>> START

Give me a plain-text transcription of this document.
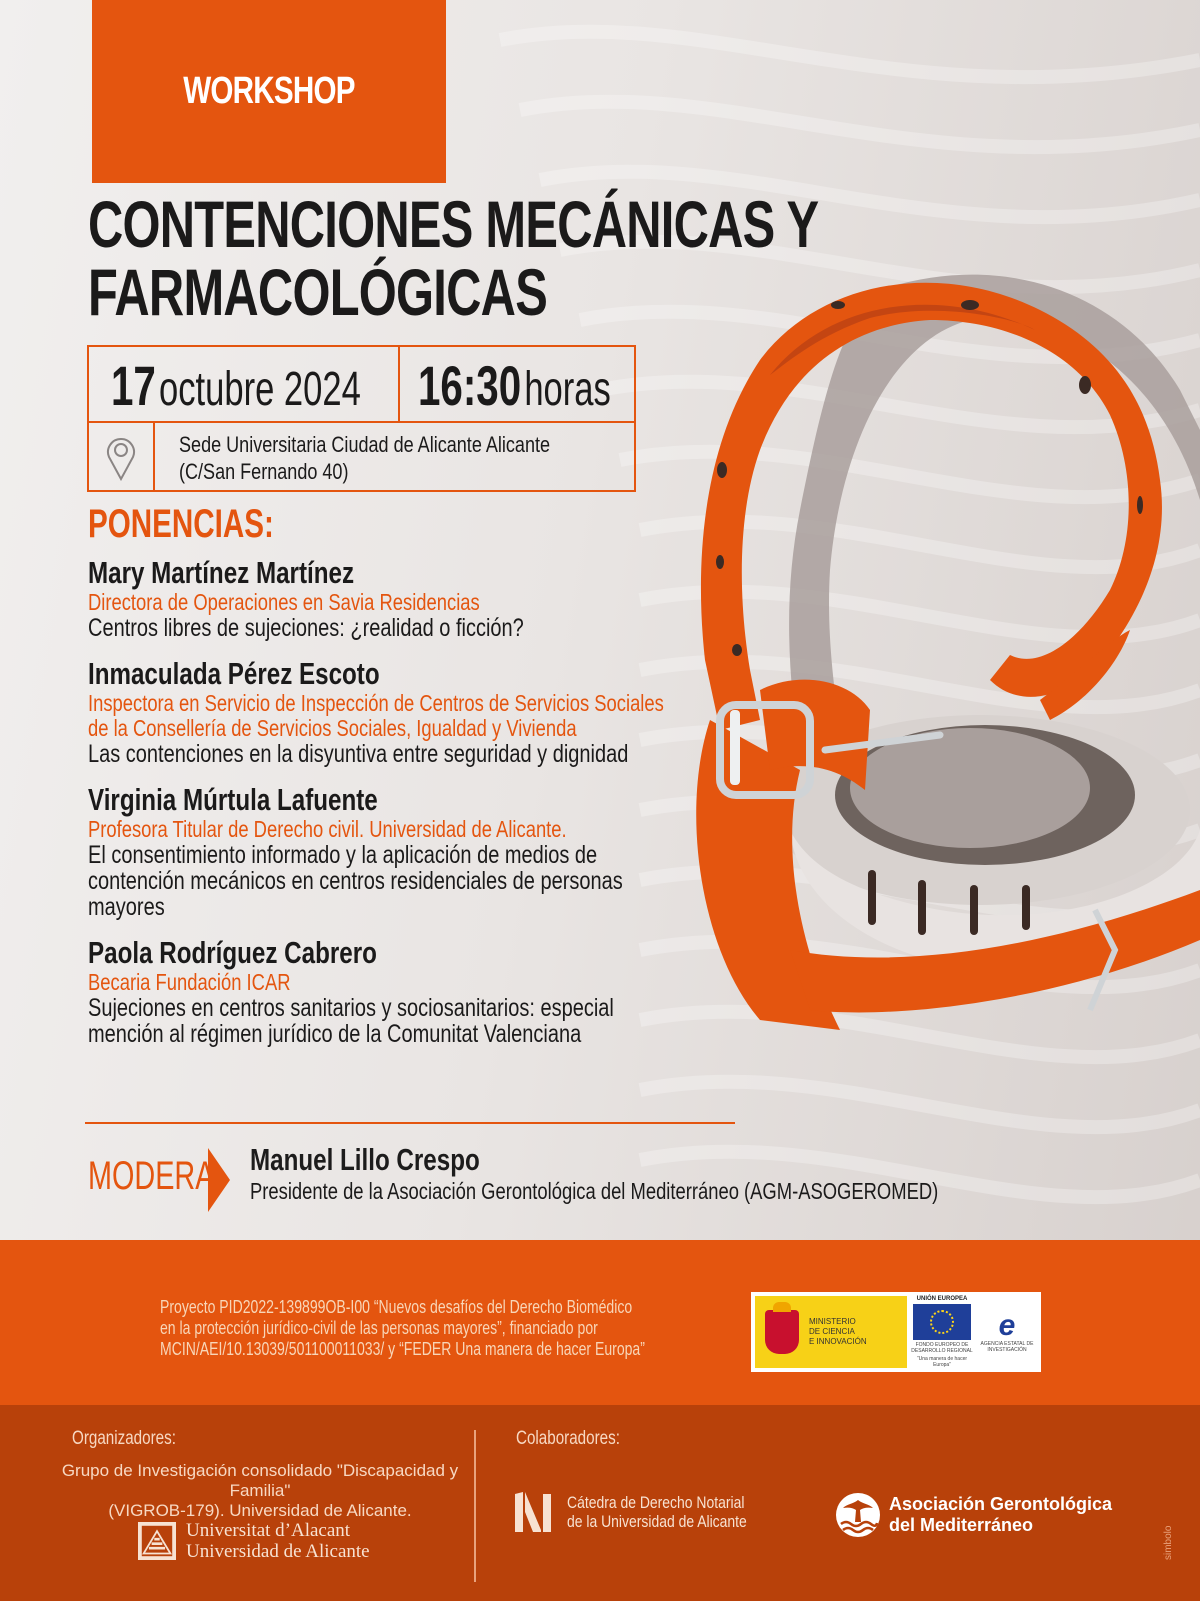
WORKSHOP
CONTENCIONES MECÁNICAS Y
FARMACOLÓGICAS
17 octubre 2024 16:30 horas
Sede Universitaria Ciudad de Alicante Alicante
(C/San Fernando 40)
PONENCIAS:
Mary Martínez Martínez
Directora de Operaciones en Savia Residencias
Centros libres de sujeciones: ¿realidad o ficción?
Inmaculada Pérez Escoto
Inspectora en Servicio de Inspección de Centros de Servicios Sociales
de la Consellería de Servicios Sociales, Igualdad y Vivienda
Las contenciones en la disyuntiva entre seguridad y dignidad
Virginia Múrtula Lafuente
Profesora Titular de Derecho civil. Universidad de Alicante.
El consentimiento informado y la aplicación de medios de
contención mecánicos en centros residenciales de personas
mayores
Paola Rodríguez Cabrero
Becaria Fundación ICAR
Sujeciones en centros sanitarios y sociosanitarios: especial
mención al régimen jurídico de la Comunitat Valenciana
MODERA Manuel Lillo Crespo
Presidente de la Asociación Gerontológica del Mediterráneo (AGM-ASOGEROMED)
Proyecto PID2022-139899OB-I00 “Nuevos desafíos del Derecho Biomédico
en la protección jurídico-civil de las personas mayores”, financiado por
MCIN/AEI/10.13039/501100011033/ y “FEDER Una manera de hacer Europa”
MINISTERIO
DE CIENCIA
E INNOVACIÓN
UNIÓN EUROPEA
FONDO EUROPEO DE DESARROLLO REGIONAL
“Una manera de hacer Europa”
e
AGENCIA ESTATAL DE INVESTIGACIÓN
Organizadores:
Grupo de Investigación consolidado "Discapacidad y Familia"
(VIGROB-179). Universidad de Alicante.
Universitat d’Alacant
Universidad de Alicante
Colaboradores:
Cátedra de Derecho Notarial
de la Universidad de Alicante
Asociación Gerontológica
del Mediterráneo
simbolo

>> END

_Goal_
In this exercise, set down all of the data exactly, without the pictures.

_Reply_
Give me a plain-text transcription of this document.
WORKSHOP
CONTENCIONES MECÁNICAS Y
FARMACOLÓGICAS
17 octubre 2024 16:30 horas
Sede Universitaria Ciudad de Alicante Alicante
(C/San Fernando 40)
PONENCIAS:
Mary Martínez Martínez
Directora de Operaciones en Savia Residencias
Centros libres de sujeciones: ¿realidad o ficción?
Inmaculada Pérez Escoto
Inspectora en Servicio de Inspección de Centros de Servicios Sociales
de la Consellería de Servicios Sociales, Igualdad y Vivienda
Las contenciones en la disyuntiva entre seguridad y dignidad
Virginia Múrtula Lafuente
Profesora Titular de Derecho civil. Universidad de Alicante.
El consentimiento informado y la aplicación de medios de
contención mecánicos en centros residenciales de personas
mayores
Paola Rodríguez Cabrero
Becaria Fundación ICAR
Sujeciones en centros sanitarios y sociosanitarios: especial
mención al régimen jurídico de la Comunitat Valenciana
MODERA Manuel Lillo Crespo
Presidente de la Asociación Gerontológica del Mediterráneo (AGM-ASOGEROMED)
Proyecto PID2022-139899OB-I00 “Nuevos desafíos del Derecho Biomédico
en la protección jurídico-civil de las personas mayores”, financiado por
MCIN/AEI/10.13039/501100011033/ y “FEDER Una manera de hacer Europa”
MINISTERIO
DE CIENCIA
E INNOVACIÓN
UNIÓN EUROPEA
FONDO EUROPEO DE DESARROLLO REGIONAL
“Una manera de hacer Europa”
e
AGENCIA ESTATAL DE INVESTIGACIÓN
Organizadores:
Grupo de Investigación consolidado "Discapacidad y Familia"
(VIGROB-179). Universidad de Alicante.
Universitat d’Alacant
Universidad de Alicante
Colaboradores:
Cátedra de Derecho Notarial
de la Universidad de Alicante
Asociación Gerontológica
del Mediterráneo
simbolo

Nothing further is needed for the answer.